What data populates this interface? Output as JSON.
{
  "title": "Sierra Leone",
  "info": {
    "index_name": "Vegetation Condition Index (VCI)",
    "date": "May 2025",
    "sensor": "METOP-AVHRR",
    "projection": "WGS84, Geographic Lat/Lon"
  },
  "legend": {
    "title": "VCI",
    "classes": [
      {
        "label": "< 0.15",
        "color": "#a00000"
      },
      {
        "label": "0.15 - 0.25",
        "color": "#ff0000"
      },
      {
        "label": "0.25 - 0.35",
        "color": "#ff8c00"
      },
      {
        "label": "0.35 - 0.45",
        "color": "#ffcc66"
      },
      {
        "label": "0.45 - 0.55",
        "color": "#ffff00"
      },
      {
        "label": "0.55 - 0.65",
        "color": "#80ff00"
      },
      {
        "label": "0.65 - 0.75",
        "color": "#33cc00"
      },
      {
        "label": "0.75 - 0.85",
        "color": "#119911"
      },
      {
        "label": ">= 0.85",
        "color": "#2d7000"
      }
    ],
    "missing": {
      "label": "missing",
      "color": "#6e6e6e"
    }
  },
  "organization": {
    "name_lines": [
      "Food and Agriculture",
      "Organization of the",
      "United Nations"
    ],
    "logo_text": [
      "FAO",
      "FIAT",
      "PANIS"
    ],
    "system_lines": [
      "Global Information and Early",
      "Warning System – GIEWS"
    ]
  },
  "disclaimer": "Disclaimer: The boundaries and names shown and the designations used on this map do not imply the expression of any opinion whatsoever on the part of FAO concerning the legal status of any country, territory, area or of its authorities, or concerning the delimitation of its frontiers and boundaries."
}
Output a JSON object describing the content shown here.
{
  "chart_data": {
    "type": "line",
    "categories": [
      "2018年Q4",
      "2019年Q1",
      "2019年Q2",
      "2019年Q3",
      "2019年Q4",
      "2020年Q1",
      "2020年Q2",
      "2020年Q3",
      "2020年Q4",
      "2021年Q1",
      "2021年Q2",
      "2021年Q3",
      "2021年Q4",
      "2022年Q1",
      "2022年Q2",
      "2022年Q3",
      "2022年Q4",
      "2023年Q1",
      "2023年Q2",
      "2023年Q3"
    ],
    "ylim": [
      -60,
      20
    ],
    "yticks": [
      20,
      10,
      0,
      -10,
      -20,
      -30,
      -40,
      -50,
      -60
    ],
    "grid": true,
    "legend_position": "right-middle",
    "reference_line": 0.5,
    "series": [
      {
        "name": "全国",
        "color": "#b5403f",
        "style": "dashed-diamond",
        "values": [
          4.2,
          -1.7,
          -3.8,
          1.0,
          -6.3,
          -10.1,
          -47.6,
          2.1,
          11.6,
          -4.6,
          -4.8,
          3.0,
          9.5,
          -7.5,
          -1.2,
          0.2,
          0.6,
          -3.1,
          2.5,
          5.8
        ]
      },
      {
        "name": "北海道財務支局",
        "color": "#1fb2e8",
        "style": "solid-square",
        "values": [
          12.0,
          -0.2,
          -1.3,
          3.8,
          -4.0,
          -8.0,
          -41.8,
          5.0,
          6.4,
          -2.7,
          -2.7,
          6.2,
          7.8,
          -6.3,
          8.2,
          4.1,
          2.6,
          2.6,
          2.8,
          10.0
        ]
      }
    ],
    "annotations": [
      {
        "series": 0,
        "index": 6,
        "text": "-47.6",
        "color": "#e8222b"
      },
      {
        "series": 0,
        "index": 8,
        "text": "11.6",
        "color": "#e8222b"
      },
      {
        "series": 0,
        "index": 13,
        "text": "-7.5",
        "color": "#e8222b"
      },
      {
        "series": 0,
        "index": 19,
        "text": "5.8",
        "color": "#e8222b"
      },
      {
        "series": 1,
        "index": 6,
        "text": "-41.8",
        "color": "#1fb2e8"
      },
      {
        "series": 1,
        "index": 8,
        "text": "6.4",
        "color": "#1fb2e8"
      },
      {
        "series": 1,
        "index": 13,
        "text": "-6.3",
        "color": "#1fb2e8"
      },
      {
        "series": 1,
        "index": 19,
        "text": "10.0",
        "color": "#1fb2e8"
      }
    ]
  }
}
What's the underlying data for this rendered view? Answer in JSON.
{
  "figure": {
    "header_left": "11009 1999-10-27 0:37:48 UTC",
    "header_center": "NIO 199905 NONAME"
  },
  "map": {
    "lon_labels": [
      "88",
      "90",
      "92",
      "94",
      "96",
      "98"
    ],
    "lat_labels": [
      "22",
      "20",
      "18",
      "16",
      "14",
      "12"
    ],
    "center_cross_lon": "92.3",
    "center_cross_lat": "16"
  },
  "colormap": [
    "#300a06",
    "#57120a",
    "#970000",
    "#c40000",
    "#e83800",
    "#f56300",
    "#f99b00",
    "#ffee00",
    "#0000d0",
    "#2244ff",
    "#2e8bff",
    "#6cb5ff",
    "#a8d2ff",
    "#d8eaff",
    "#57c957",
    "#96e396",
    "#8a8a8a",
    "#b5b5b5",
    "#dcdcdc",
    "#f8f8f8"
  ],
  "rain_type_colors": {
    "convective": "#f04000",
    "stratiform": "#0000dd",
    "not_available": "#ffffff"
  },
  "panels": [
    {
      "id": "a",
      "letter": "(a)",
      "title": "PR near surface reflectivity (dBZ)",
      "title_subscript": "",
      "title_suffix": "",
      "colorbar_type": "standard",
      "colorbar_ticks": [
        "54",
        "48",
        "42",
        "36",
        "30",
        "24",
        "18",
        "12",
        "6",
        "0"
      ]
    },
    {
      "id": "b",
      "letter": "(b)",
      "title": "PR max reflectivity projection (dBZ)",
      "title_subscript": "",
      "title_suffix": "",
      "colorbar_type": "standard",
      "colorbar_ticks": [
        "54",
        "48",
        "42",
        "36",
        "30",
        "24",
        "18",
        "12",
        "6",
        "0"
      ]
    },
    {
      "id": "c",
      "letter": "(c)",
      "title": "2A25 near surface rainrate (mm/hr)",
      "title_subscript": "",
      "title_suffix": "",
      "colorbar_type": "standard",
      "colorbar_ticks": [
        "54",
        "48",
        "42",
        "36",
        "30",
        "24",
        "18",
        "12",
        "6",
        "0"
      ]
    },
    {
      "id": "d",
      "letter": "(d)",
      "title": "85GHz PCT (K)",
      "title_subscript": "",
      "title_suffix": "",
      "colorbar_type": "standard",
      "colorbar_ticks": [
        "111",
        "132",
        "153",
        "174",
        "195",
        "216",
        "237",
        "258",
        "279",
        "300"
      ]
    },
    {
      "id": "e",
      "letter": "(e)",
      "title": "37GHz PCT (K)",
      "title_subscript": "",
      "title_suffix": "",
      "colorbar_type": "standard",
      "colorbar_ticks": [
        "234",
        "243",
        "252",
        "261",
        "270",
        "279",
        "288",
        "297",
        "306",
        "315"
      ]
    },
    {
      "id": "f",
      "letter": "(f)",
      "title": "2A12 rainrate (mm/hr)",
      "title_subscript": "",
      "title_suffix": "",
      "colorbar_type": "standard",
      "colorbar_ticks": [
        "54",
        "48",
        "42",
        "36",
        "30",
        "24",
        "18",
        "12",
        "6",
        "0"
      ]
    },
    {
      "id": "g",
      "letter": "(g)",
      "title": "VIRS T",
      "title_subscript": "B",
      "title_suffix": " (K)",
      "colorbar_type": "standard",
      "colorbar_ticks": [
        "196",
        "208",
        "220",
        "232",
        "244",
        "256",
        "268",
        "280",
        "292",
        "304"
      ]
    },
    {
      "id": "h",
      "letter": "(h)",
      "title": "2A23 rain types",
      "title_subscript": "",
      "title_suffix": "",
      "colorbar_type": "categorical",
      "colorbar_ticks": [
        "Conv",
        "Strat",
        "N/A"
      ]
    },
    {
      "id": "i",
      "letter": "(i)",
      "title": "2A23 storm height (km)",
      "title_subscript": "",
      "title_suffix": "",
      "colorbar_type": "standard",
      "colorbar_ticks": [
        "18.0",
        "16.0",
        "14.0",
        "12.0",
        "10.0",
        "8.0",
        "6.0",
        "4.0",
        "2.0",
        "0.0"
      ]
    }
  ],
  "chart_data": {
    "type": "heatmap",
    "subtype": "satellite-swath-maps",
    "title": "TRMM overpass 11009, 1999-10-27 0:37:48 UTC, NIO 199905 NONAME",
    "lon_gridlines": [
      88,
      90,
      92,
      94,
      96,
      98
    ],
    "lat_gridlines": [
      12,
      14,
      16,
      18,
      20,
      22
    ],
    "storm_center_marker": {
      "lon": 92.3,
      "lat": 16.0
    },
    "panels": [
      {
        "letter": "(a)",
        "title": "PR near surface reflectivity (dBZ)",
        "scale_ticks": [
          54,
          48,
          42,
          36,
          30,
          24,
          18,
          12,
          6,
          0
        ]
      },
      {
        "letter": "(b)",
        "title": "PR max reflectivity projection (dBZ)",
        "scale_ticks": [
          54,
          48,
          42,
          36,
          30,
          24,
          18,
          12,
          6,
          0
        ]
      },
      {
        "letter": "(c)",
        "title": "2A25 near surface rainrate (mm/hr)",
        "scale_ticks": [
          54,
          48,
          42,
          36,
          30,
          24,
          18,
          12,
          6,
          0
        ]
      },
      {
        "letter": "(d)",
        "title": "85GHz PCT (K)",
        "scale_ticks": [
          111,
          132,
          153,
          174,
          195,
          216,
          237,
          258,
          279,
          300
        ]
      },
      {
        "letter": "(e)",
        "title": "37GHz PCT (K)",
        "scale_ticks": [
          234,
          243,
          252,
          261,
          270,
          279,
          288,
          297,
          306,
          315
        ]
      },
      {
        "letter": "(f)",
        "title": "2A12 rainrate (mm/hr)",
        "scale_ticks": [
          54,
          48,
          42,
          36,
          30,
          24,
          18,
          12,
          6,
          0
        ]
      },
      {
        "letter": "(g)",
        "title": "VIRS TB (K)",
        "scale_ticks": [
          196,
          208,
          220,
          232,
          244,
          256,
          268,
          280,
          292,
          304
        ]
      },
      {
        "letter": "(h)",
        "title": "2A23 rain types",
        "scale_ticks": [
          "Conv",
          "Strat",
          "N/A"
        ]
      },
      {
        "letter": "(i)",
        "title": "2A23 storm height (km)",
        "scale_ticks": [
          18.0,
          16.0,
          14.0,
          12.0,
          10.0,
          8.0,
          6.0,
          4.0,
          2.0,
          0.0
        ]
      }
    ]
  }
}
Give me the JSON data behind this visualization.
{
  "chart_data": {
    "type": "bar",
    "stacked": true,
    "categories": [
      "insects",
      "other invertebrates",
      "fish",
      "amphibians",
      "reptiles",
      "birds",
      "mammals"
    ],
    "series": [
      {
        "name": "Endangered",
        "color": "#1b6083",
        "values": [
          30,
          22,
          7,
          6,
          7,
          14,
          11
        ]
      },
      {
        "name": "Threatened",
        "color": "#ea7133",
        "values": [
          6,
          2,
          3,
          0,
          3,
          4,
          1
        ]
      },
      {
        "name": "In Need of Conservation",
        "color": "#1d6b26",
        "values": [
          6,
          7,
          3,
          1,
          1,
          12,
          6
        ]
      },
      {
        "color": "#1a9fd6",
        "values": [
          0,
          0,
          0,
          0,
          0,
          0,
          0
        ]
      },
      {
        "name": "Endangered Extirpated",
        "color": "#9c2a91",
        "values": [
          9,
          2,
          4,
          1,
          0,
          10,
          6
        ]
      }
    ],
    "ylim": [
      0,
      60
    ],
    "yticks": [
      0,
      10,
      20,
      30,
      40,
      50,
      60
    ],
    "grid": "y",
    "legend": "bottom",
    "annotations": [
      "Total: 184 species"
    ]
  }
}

■ ■ ■

Problem requirements: Your answer should be a single number: the count of lines containing the word "reflectivity".

Exercise answer: 4